-- start of Data to use --

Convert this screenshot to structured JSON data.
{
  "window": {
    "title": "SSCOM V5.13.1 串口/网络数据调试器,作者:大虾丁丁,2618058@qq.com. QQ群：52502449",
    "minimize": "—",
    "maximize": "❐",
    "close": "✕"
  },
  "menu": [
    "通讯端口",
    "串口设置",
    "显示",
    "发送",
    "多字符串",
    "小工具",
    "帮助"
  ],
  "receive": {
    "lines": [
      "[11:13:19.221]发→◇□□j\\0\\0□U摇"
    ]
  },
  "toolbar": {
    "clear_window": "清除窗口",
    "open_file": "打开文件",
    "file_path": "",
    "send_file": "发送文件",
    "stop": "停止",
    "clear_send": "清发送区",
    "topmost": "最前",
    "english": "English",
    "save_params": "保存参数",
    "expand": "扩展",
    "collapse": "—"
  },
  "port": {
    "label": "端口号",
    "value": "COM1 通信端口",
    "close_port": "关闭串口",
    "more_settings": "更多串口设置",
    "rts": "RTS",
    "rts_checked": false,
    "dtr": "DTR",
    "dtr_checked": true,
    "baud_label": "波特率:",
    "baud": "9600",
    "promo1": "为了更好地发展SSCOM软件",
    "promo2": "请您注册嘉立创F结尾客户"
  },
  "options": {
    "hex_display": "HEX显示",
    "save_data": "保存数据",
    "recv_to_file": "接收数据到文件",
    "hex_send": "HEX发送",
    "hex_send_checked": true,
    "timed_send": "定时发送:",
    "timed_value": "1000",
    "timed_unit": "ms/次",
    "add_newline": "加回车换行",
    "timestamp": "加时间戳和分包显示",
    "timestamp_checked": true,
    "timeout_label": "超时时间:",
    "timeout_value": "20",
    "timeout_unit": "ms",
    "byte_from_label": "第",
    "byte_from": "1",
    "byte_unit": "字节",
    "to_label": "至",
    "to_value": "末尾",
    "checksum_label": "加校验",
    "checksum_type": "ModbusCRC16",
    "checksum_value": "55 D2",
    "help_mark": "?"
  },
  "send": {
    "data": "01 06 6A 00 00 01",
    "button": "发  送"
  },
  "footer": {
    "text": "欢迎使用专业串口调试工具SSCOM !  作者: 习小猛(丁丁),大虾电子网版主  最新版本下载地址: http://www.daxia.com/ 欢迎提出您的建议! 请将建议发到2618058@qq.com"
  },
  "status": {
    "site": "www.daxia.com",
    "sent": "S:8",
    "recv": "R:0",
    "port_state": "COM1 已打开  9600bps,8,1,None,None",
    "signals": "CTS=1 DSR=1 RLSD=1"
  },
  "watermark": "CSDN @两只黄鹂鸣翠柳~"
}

-- end of Data to use --
-- start of Data to use --

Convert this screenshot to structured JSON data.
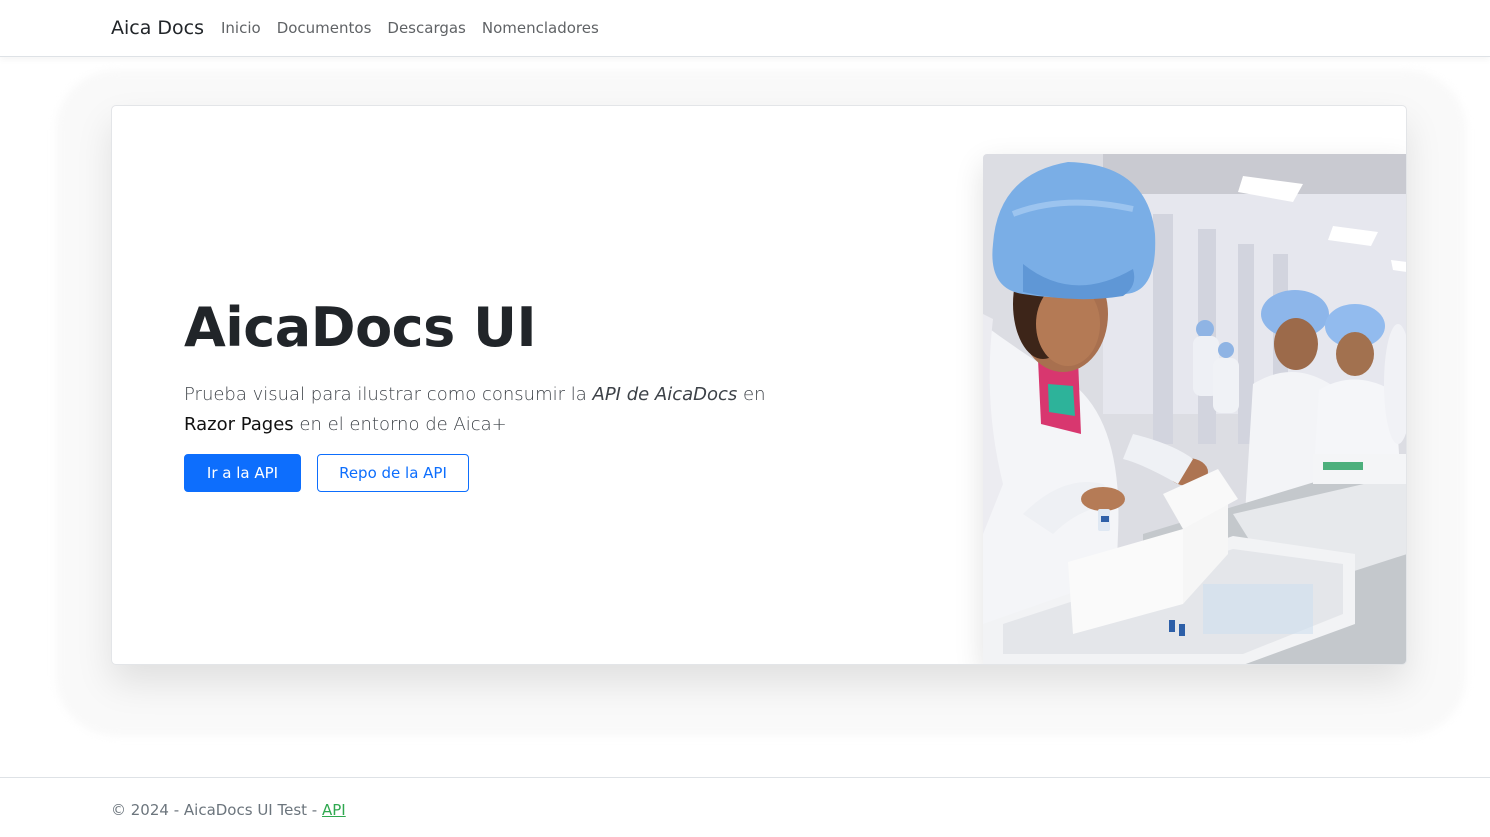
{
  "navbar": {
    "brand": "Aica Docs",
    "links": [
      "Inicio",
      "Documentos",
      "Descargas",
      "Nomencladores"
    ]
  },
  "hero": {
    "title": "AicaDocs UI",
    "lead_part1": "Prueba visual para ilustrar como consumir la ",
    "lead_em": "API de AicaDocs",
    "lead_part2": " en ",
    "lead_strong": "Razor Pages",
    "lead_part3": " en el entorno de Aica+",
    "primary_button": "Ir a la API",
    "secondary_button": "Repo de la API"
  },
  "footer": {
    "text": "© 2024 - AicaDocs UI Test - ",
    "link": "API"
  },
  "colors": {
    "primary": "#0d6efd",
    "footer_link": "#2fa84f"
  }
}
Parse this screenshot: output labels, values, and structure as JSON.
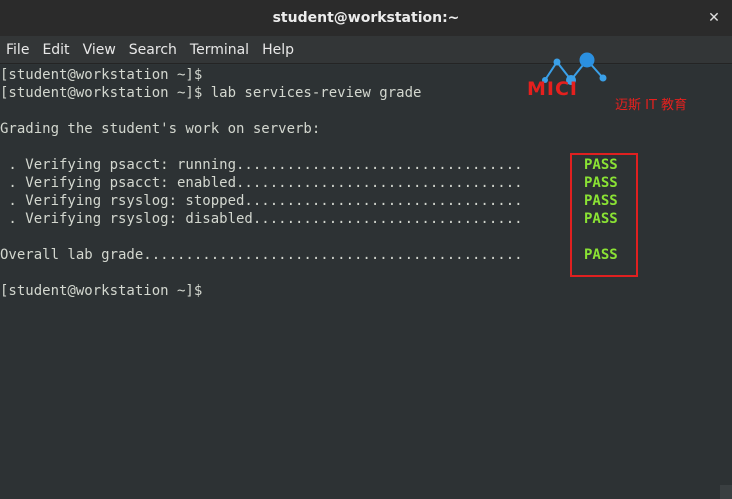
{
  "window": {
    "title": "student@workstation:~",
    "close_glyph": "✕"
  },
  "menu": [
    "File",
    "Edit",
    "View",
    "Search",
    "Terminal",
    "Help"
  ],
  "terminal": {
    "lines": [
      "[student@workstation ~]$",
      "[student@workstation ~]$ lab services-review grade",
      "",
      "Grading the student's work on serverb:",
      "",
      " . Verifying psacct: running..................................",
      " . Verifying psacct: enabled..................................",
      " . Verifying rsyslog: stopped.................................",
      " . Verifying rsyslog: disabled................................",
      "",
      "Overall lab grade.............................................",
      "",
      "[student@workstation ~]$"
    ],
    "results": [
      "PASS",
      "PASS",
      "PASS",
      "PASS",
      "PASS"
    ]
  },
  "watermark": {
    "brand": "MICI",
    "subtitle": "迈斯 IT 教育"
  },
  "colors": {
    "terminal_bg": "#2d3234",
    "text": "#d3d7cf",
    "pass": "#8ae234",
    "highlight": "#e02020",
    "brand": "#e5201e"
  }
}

-- end of Data to use --

### The task
Copy out all lines where the word "student" appears.

### Correct response
    "title": "student@workstation:~",
      "[student@workstation ~]$",
      "[student@workstation ~]$ lab services-review grade",
      "Grading the student's work on serverb:",
      "[student@workstation ~]$"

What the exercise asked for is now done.